Material supplied:
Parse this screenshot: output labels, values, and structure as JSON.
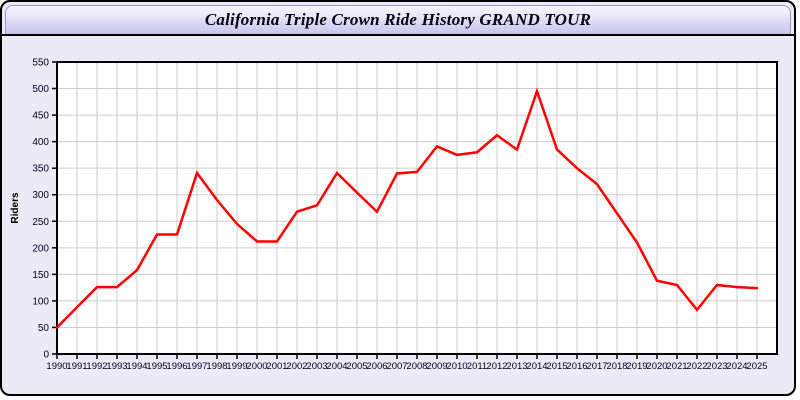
{
  "header": {
    "title": "California Triple Crown Ride History GRAND TOUR"
  },
  "colors": {
    "line": "#ff0000",
    "grid": "#cccccc",
    "plot_background": "#ffffff",
    "page_background": "#ebebf8",
    "axis": "#000000",
    "tick_label": "#000020"
  },
  "chart_data": {
    "type": "line",
    "title": "California Triple Crown Ride History GRAND TOUR",
    "xlabel": "",
    "ylabel": "Riders",
    "categories": [
      1990,
      1991,
      1992,
      1993,
      1994,
      1995,
      1996,
      1997,
      1998,
      1999,
      2000,
      2001,
      2002,
      2003,
      2004,
      2005,
      2006,
      2007,
      2008,
      2009,
      2010,
      2011,
      2012,
      2013,
      2014,
      2015,
      2016,
      2017,
      2018,
      2019,
      2020,
      2021,
      2022,
      2023,
      2024,
      2025
    ],
    "values": [
      50,
      88,
      126,
      126,
      158,
      225,
      225,
      341,
      290,
      245,
      212,
      212,
      268,
      280,
      341,
      304,
      268,
      340,
      343,
      391,
      375,
      380,
      412,
      385,
      495,
      385,
      350,
      320,
      265,
      210,
      138,
      130,
      83,
      130,
      126,
      124
    ],
    "ylim": [
      0,
      550
    ],
    "ytick_step": 50,
    "grid": true,
    "legend_position": "none",
    "series_name": "Riders"
  }
}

Work to be completed:
Without the pictures, copy the material exactly as given.

Response below:
Parse this screenshot: output labels, values, and structure as JSON.
{
  "header": {
    "title": "California Triple Crown Ride History GRAND TOUR"
  },
  "colors": {
    "line": "#ff0000",
    "grid": "#cccccc",
    "plot_background": "#ffffff",
    "page_background": "#ebebf8",
    "axis": "#000000",
    "tick_label": "#000020"
  },
  "chart_data": {
    "type": "line",
    "title": "California Triple Crown Ride History GRAND TOUR",
    "xlabel": "",
    "ylabel": "Riders",
    "categories": [
      1990,
      1991,
      1992,
      1993,
      1994,
      1995,
      1996,
      1997,
      1998,
      1999,
      2000,
      2001,
      2002,
      2003,
      2004,
      2005,
      2006,
      2007,
      2008,
      2009,
      2010,
      2011,
      2012,
      2013,
      2014,
      2015,
      2016,
      2017,
      2018,
      2019,
      2020,
      2021,
      2022,
      2023,
      2024,
      2025
    ],
    "values": [
      50,
      88,
      126,
      126,
      158,
      225,
      225,
      341,
      290,
      245,
      212,
      212,
      268,
      280,
      341,
      304,
      268,
      340,
      343,
      391,
      375,
      380,
      412,
      385,
      495,
      385,
      350,
      320,
      265,
      210,
      138,
      130,
      83,
      130,
      126,
      124
    ],
    "ylim": [
      0,
      550
    ],
    "ytick_step": 50,
    "grid": true,
    "legend_position": "none",
    "series_name": "Riders"
  }
}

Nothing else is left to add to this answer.